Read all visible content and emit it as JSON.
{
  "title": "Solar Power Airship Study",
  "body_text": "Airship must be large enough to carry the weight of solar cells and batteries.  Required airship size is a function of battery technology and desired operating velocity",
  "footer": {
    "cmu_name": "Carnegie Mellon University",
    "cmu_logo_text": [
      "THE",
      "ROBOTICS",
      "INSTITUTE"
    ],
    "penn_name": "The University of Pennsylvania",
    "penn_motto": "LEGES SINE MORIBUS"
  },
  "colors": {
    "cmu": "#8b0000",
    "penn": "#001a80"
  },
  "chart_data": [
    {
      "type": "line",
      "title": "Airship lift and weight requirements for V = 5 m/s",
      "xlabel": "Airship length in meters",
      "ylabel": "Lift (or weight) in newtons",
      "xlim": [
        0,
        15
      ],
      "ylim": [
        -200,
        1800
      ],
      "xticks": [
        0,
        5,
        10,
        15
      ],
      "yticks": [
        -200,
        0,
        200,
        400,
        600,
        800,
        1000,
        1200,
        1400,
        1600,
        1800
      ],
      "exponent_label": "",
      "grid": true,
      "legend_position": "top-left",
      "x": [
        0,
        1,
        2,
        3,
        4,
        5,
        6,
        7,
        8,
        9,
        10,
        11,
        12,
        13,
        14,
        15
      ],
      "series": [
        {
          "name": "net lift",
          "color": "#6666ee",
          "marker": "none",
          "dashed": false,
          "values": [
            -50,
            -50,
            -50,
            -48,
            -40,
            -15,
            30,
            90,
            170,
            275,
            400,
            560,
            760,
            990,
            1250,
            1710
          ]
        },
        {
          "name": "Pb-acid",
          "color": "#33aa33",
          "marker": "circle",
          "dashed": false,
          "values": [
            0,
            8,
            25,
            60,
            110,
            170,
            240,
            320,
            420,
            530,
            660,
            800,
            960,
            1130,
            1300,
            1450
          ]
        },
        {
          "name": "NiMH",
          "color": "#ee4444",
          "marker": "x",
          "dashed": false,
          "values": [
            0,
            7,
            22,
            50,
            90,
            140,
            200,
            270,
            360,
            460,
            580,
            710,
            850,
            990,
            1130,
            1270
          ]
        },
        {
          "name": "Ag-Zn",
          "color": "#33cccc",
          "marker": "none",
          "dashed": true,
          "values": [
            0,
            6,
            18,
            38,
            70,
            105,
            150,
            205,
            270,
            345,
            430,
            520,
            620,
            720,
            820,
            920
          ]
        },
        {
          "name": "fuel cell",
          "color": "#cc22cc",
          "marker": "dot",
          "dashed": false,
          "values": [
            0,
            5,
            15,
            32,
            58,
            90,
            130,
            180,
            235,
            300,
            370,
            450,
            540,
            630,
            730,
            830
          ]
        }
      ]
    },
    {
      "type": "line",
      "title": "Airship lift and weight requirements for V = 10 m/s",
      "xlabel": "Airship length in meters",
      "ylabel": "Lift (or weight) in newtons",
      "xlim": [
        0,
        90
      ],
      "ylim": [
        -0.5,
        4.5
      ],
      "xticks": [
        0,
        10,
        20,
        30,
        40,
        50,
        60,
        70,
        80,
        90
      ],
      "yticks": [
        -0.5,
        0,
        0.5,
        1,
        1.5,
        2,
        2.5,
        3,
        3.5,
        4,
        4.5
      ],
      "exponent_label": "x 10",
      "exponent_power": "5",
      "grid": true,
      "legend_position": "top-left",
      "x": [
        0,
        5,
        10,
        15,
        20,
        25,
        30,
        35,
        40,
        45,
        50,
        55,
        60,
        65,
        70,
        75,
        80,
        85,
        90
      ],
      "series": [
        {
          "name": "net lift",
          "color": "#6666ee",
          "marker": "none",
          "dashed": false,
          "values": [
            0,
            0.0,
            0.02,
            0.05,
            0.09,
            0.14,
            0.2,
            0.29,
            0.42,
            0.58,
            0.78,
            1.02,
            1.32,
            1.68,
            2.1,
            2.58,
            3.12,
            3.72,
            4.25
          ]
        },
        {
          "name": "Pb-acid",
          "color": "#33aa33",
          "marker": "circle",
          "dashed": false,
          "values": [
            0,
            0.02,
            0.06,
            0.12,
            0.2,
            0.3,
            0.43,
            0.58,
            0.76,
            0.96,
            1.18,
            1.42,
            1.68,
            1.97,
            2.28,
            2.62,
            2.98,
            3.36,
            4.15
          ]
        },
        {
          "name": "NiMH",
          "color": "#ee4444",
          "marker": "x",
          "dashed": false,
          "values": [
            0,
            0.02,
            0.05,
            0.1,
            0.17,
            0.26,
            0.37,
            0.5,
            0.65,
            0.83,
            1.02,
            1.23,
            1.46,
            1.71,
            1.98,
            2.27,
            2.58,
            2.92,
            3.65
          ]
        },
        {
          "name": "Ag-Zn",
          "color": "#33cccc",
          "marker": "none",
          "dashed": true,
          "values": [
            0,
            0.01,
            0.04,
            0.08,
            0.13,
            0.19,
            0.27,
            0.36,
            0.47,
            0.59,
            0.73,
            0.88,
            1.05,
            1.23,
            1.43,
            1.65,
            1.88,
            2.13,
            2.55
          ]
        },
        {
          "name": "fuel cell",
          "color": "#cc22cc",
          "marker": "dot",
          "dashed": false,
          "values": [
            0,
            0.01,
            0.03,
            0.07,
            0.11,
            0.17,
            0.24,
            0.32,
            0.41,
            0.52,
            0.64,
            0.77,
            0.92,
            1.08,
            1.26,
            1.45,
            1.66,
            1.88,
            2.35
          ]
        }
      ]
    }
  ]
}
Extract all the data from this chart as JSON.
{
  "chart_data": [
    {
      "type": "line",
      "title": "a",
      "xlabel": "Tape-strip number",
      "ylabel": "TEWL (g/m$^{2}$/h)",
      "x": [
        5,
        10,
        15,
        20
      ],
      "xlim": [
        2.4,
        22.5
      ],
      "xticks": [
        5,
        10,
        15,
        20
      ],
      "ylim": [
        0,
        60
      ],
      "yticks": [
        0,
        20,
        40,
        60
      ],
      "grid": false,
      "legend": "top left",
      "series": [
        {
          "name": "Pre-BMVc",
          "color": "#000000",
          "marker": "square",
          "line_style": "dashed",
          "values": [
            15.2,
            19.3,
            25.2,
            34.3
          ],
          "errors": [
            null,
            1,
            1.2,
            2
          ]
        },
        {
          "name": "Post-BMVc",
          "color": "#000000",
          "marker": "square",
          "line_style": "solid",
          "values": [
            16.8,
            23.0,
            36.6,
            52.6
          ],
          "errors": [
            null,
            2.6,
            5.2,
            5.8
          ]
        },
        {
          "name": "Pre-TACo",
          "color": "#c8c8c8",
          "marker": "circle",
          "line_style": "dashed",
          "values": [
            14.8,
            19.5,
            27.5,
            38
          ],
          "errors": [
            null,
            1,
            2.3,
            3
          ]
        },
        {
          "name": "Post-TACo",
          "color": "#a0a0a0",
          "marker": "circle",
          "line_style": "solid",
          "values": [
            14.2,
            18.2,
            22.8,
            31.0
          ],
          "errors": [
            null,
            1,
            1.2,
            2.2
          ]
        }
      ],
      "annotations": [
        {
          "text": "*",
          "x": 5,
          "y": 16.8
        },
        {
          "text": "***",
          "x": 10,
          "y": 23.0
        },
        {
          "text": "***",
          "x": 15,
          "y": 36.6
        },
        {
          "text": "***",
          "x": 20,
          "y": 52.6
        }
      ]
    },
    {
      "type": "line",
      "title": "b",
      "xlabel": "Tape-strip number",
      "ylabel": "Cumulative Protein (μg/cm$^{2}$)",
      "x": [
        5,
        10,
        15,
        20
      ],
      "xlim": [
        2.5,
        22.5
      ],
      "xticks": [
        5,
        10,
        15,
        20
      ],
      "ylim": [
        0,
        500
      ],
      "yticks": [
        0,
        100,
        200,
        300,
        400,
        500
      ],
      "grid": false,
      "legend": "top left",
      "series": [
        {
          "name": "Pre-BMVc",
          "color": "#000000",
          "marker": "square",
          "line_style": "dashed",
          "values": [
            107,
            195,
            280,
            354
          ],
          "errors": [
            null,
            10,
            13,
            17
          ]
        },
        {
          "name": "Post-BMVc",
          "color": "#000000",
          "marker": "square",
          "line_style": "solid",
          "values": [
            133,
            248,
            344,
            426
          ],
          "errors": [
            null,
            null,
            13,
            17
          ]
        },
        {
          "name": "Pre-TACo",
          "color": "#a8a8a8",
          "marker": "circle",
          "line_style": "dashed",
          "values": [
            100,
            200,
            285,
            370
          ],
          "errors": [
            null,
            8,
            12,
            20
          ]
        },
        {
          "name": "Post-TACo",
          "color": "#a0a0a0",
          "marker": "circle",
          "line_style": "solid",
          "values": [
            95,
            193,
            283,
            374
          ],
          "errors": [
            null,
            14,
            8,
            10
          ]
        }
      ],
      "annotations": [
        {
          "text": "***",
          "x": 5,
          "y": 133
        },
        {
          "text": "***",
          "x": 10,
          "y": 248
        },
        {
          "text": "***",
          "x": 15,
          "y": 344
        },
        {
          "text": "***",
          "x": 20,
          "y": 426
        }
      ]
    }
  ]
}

◇ ◇ ◇ ◇

Requirement. Copy each line of the records containing the string "weight".

Answer below.
  "body_text": "Airship must be large enough to carry the weight of solar cells and batteries.  Required airship size is a function of battery technology and desired operating velocity",
      "title": "Airship lift and weight requirements for V = 5 m/s",
      "ylabel": "Lift (or weight) in newtons",
      "title": "Airship lift and weight requirements for V = 10 m/s",
      "ylabel": "Lift (or weight) in newtons",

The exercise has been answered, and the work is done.